▶ **Input records**
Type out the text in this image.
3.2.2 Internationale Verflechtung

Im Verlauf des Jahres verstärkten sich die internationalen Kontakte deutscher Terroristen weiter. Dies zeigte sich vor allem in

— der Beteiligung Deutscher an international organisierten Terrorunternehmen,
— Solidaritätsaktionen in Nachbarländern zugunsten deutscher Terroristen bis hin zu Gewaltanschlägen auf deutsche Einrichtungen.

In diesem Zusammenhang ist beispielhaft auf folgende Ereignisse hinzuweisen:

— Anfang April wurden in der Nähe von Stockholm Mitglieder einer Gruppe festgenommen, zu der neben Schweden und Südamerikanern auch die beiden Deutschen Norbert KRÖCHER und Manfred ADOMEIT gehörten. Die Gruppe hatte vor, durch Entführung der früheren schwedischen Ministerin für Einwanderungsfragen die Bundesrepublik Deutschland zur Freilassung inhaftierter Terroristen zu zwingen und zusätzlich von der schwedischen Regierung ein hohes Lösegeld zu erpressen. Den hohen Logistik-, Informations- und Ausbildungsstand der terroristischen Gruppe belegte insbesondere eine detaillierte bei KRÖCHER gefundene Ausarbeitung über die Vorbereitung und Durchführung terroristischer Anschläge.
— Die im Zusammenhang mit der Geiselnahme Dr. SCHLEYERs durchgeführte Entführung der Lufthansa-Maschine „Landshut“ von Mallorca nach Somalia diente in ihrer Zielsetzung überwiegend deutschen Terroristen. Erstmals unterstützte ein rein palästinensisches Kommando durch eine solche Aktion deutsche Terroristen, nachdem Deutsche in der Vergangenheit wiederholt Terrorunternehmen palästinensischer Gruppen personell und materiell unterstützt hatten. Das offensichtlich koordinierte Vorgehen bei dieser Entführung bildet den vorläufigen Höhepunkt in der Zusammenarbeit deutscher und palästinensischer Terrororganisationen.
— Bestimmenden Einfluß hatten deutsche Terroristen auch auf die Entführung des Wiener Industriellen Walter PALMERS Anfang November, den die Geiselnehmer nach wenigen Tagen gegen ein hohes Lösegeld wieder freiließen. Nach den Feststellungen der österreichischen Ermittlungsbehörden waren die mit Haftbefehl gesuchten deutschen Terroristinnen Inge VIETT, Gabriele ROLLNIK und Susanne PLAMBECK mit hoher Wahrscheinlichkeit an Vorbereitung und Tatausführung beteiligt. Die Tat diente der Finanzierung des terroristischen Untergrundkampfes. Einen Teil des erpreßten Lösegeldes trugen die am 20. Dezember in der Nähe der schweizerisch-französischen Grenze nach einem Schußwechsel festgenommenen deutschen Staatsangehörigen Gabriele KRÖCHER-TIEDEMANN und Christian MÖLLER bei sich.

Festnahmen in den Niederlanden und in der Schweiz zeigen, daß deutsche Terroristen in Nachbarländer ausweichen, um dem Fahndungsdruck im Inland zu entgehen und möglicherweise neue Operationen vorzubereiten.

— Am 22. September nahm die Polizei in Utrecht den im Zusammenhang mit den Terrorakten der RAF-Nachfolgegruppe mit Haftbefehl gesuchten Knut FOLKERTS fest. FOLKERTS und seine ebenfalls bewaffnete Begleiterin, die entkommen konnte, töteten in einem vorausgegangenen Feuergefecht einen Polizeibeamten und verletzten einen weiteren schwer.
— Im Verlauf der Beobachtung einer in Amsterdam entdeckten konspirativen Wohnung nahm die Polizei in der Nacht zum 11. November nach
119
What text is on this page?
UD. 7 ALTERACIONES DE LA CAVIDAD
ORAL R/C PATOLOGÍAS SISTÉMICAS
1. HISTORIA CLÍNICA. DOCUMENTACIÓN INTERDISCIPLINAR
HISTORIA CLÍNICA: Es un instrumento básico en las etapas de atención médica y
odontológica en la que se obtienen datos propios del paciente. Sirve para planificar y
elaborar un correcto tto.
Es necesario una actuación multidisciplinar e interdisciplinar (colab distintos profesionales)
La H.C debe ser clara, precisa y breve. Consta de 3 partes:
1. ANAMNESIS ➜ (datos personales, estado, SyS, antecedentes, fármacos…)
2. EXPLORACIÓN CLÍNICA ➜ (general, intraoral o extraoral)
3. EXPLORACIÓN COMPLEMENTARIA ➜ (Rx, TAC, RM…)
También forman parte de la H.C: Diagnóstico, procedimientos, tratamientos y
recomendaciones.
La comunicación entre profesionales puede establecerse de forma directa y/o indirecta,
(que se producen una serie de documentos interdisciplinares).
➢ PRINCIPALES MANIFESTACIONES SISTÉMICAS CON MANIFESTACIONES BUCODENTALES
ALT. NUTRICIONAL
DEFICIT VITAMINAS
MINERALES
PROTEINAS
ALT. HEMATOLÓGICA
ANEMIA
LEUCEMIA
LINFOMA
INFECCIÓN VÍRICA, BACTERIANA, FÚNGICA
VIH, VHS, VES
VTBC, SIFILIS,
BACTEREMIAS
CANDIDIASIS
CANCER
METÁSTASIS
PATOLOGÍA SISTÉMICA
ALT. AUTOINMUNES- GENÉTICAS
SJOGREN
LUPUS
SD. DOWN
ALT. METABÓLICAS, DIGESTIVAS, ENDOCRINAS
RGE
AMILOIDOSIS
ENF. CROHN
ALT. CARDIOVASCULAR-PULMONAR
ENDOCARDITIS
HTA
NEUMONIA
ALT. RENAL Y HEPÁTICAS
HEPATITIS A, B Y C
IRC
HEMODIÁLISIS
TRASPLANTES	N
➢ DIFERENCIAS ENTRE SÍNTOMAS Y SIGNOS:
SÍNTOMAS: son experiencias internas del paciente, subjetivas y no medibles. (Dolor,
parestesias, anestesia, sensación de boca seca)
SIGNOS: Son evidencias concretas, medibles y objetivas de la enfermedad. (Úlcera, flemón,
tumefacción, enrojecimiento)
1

▶ **Problem to solve**
Copy the data above. Keep each line exact.

▶ **Written reply**
Type out the text in this image.
3.2.2 Internationale Verflechtung

Im Verlauf des Jahres verstärkten sich die internationalen Kontakte deutscher Terroristen weiter. Dies zeigte sich vor allem in

— der Beteiligung Deutscher an international organisierten Terrorunternehmen,
— Solidaritätsaktionen in Nachbarländern zugunsten deutscher Terroristen bis hin zu Gewaltanschlägen auf deutsche Einrichtungen.

In diesem Zusammenhang ist beispielhaft auf folgende Ereignisse hinzuweisen:

— Anfang April wurden in der Nähe von Stockholm Mitglieder einer Gruppe festgenommen, zu der neben Schweden und Südamerikanern auch die beiden Deutschen Norbert KRÖCHER und Manfred ADOMEIT gehörten. Die Gruppe hatte vor, durch Entführung der früheren schwedischen Ministerin für Einwanderungsfragen die Bundesrepublik Deutschland zur Freilassung inhaftierter Terroristen zu zwingen und zusätzlich von der schwedischen Regierung ein hohes Lösegeld zu erpressen. Den hohen Logistik-, Informations- und Ausbildungsstand der terroristischen Gruppe belegte insbesondere eine detaillierte bei KRÖCHER gefundene Ausarbeitung über die Vorbereitung und Durchführung terroristischer Anschläge.
— Die im Zusammenhang mit der Geiselnahme Dr. SCHLEYERs durchgeführte Entführung der Lufthansa-Maschine „Landshut“ von Mallorca nach Somalia diente in ihrer Zielsetzung überwiegend deutschen Terroristen. Erstmals unterstützte ein rein palästinensisches Kommando durch eine solche Aktion deutsche Terroristen, nachdem Deutsche in der Vergangenheit wiederholt Terrorunternehmen palästinensischer Gruppen personell und materiell unterstützt hatten. Das offensichtlich koordinierte Vorgehen bei dieser Entführung bildet den vorläufigen Höhepunkt in der Zusammenarbeit deutscher und palästinensischer Terrororganisationen.
— Bestimmenden Einfluß hatten deutsche Terroristen auch auf die Entführung des Wiener Industriellen Walter PALMERS Anfang November, den die Geiselnehmer nach wenigen Tagen gegen ein hohes Lösegeld wieder freiließen. Nach den Feststellungen der österreichischen Ermittlungsbehörden waren die mit Haftbefehl gesuchten deutschen Terroristinnen Inge VIETT, Gabriele ROLLNIK und Susanne PLAMBECK mit hoher Wahrscheinlichkeit an Vorbereitung und Tatausführung beteiligt. Die Tat diente der Finanzierung des terroristischen Untergrundkampfes. Einen Teil des erpreßten Lösegeldes trugen die am 20. Dezember in der Nähe der schweizerisch-französischen Grenze nach einem Schußwechsel festgenommenen deutschen Staatsangehörigen Gabriele KRÖCHER-TIEDEMANN und Christian MÖLLER bei sich.

Festnahmen in den Niederlanden und in der Schweiz zeigen, daß deutsche Terroristen in Nachbarländer ausweichen, um dem Fahndungsdruck im Inland zu entgehen und möglicherweise neue Operationen vorzubereiten.

— Am 22. September nahm die Polizei in Utrecht den im Zusammenhang mit den Terrorakten der RAF-Nachfolgegruppe mit Haftbefehl gesuchten Knut FOLKERTS fest. FOLKERTS und seine ebenfalls bewaffnete Begleiterin, die entkommen konnte, töteten in einem vorausgegangenen Feuergefecht einen Polizeibeamten und verletzten einen weiteren schwer.
— Im Verlauf der Beobachtung einer in Amsterdam entdeckten konspirativen Wohnung nahm die Polizei in der Nacht zum 11. November nach
119
What text is on this page?
UD. 7 ALTERACIONES DE LA CAVIDAD
ORAL R/C PATOLOGÍAS SISTÉMICAS
1. HISTORIA CLÍNICA. DOCUMENTACIÓN INTERDISCIPLINAR
HISTORIA CLÍNICA: Es un instrumento básico en las etapas de atención médica y
odontológica en la que se obtienen datos propios del paciente. Sirve para planificar y
elaborar un correcto tto.
Es necesario una actuación multidisciplinar e interdisciplinar (colab distintos profesionales)
La H.C debe ser clara, precisa y breve. Consta de 3 partes:
1. ANAMNESIS ➜ (datos personales, estado, SyS, antecedentes, fármacos…)
2. EXPLORACIÓN CLÍNICA ➜ (general, intraoral o extraoral)
3. EXPLORACIÓN COMPLEMENTARIA ➜ (Rx, TAC, RM…)
También forman parte de la H.C: Diagnóstico, procedimientos, tratamientos y
recomendaciones.
La comunicación entre profesionales puede establecerse de forma directa y/o indirecta,
(que se producen una serie de documentos interdisciplinares).
➢ PRINCIPALES MANIFESTACIONES SISTÉMICAS CON MANIFESTACIONES BUCODENTALES
ALT. NUTRICIONAL
DEFICIT VITAMINAS
MINERALES
PROTEINAS
ALT. HEMATOLÓGICA
ANEMIA
LEUCEMIA
LINFOMA
INFECCIÓN VÍRICA, BACTERIANA, FÚNGICA
VIH, VHS, VES
VTBC, SIFILIS,
BACTEREMIAS
CANDIDIASIS
CANCER
METÁSTASIS
PATOLOGÍA SISTÉMICA
ALT. AUTOINMUNES- GENÉTICAS
SJOGREN
LUPUS
SD. DOWN
ALT. METABÓLICAS, DIGESTIVAS, ENDOCRINAS
RGE
AMILOIDOSIS
ENF. CROHN
ALT. CARDIOVASCULAR-PULMONAR
ENDOCARDITIS
HTA
NEUMONIA
ALT. RENAL Y HEPÁTICAS
HEPATITIS A, B Y C
IRC
HEMODIÁLISIS
TRASPLANTES	N
➢ DIFERENCIAS ENTRE SÍNTOMAS Y SIGNOS:
SÍNTOMAS: son experiencias internas del paciente, subjetivas y no medibles. (Dolor,
parestesias, anestesia, sensación de boca seca)
SIGNOS: Son evidencias concretas, medibles y objetivas de la enfermedad. (Úlcera, flemón,
tumefacción, enrojecimiento)
1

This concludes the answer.